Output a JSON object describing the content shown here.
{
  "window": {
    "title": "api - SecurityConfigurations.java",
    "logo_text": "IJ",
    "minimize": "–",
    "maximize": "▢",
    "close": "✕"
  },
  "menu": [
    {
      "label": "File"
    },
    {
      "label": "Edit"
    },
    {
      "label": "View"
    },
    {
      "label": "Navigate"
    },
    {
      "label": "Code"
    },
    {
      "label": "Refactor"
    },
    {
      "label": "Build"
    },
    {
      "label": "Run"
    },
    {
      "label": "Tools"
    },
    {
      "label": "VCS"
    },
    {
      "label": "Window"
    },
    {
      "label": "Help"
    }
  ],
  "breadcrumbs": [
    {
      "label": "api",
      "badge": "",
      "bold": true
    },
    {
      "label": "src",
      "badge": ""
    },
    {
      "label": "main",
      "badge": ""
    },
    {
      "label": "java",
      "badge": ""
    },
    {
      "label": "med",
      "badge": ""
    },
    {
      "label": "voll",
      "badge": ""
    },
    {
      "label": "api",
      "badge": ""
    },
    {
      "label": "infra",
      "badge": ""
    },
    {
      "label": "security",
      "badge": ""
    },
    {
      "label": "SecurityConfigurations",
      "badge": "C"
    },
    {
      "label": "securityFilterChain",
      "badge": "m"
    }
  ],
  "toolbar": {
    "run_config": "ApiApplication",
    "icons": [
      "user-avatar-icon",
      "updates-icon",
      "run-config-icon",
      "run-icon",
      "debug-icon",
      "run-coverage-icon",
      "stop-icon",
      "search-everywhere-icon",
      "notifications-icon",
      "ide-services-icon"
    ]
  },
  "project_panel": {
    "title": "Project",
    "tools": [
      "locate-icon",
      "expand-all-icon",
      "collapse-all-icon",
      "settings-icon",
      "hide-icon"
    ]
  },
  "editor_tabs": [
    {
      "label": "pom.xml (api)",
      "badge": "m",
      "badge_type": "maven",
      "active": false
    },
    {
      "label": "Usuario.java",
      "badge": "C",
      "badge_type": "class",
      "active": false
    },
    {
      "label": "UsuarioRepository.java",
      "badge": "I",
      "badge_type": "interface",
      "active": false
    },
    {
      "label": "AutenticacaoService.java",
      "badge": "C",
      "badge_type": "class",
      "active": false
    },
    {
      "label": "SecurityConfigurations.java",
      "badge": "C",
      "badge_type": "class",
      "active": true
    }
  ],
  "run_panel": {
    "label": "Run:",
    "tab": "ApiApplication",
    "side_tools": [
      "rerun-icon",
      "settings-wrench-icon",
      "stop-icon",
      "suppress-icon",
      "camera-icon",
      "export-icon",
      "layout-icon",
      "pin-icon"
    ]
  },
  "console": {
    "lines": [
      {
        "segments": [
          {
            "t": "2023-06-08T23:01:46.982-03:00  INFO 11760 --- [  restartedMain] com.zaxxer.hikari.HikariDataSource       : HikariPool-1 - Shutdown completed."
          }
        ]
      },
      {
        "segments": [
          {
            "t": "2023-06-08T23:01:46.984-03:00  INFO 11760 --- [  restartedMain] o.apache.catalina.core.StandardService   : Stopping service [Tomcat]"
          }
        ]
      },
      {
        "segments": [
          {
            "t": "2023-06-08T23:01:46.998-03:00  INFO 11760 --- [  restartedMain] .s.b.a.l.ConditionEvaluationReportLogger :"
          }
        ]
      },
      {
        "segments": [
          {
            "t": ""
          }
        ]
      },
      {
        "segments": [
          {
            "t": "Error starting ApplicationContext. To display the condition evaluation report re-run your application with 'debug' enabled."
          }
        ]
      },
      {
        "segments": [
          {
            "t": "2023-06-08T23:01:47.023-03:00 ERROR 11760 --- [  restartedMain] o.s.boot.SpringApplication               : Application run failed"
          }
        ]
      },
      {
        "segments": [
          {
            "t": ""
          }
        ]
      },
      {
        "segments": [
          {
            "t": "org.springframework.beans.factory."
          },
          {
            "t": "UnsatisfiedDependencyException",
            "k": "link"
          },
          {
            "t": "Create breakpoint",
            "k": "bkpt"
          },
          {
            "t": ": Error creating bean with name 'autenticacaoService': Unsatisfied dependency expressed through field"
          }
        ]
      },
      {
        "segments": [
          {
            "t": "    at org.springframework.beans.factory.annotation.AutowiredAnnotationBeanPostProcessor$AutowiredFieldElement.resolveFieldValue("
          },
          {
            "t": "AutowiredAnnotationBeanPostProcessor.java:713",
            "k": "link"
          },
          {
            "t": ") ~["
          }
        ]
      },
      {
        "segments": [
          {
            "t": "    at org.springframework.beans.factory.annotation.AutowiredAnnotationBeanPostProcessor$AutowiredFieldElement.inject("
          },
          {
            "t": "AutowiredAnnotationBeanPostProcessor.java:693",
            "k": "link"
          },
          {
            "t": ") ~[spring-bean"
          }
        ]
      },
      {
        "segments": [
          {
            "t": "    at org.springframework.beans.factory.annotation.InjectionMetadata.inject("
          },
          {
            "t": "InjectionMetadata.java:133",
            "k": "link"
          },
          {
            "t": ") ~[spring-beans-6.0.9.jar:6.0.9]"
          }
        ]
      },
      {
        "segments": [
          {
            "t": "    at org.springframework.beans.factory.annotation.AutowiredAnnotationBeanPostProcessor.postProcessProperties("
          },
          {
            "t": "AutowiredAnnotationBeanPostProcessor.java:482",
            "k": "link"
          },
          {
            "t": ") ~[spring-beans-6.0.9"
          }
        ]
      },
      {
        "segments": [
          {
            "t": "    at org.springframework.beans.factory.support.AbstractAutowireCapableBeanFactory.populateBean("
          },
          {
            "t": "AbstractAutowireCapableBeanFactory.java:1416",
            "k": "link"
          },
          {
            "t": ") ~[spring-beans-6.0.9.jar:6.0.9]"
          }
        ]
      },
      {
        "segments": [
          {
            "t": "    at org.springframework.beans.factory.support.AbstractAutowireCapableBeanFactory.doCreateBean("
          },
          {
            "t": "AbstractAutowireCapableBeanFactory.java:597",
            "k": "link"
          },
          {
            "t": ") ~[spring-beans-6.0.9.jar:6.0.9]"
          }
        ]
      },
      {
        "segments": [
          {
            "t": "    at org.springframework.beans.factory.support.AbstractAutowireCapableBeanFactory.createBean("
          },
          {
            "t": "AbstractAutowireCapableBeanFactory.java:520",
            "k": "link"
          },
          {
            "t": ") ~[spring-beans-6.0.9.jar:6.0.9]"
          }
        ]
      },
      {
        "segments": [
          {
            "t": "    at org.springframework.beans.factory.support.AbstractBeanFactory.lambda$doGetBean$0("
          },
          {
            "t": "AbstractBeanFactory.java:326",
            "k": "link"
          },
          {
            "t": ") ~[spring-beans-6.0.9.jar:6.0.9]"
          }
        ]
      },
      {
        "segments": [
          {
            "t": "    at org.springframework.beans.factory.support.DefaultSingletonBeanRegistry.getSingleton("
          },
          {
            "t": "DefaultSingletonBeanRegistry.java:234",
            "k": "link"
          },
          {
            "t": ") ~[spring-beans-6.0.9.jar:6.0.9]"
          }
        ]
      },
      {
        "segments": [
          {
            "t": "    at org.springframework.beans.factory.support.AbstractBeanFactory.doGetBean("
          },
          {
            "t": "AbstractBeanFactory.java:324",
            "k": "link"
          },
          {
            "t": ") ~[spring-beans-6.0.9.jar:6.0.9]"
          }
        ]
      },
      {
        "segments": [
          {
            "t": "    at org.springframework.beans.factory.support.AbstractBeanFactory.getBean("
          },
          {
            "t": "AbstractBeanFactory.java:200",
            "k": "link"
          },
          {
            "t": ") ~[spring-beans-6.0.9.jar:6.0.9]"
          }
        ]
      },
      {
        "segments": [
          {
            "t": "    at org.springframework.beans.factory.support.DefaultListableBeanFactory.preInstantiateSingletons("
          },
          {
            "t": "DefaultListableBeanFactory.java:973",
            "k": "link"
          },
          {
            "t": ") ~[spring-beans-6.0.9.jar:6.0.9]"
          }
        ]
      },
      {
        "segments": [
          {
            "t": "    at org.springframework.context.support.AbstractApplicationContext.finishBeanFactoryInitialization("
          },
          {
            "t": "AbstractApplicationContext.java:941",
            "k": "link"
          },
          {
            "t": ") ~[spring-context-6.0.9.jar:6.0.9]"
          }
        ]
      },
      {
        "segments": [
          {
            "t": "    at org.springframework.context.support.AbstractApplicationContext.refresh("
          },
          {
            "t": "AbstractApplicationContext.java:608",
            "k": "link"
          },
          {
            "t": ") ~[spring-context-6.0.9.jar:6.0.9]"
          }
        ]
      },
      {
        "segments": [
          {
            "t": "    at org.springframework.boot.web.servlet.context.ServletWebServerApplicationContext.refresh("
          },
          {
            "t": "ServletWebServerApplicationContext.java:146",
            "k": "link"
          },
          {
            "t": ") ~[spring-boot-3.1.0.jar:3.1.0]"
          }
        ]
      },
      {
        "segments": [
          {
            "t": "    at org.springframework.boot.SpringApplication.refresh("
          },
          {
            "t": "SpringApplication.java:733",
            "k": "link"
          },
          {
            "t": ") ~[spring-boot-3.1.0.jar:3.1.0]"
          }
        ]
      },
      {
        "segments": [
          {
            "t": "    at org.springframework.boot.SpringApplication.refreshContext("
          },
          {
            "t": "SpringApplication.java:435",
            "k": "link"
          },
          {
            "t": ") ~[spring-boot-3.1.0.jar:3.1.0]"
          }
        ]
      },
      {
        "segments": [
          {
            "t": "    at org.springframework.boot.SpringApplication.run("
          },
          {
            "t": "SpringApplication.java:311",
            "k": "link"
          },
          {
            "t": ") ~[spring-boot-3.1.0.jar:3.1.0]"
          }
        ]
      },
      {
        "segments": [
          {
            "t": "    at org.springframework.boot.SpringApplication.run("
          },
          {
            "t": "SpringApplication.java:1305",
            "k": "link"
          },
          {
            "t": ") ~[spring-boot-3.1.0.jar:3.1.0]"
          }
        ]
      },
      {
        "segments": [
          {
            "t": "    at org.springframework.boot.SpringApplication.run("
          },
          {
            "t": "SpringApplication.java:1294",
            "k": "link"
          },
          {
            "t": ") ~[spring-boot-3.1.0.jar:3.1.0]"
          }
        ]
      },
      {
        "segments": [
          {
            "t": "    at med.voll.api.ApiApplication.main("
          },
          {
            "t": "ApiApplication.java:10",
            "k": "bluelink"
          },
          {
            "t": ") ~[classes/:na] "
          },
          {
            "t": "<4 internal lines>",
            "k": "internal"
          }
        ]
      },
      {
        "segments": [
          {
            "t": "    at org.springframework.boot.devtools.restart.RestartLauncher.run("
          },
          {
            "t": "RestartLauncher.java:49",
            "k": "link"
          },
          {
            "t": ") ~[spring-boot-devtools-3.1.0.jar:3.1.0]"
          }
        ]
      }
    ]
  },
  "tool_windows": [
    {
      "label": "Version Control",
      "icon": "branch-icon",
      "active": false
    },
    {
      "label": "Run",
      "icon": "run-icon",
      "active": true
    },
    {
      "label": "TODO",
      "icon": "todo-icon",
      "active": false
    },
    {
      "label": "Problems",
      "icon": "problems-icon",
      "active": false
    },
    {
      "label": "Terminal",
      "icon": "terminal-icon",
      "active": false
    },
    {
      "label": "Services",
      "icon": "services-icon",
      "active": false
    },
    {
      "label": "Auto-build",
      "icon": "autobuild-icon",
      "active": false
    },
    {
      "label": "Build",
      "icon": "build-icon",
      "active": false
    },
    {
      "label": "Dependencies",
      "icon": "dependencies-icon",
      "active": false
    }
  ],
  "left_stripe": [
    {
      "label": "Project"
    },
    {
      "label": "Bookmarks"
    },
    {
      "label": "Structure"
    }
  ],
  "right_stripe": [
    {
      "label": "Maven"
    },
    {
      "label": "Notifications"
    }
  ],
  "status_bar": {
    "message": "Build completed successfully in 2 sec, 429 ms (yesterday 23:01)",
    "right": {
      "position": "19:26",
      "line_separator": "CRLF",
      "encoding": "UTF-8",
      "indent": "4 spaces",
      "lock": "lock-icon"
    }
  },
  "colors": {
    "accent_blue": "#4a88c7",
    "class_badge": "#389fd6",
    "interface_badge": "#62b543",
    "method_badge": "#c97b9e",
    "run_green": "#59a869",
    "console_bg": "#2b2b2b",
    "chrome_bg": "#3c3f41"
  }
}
•••
* Exercise brief:
Using the listing, collect all lines in which the string "RestartLauncher" is found.

* Correct response:
            "t": "    at org.springframework.boot.devtools.restart.RestartLauncher.run("
            "t": "RestartLauncher.java:49",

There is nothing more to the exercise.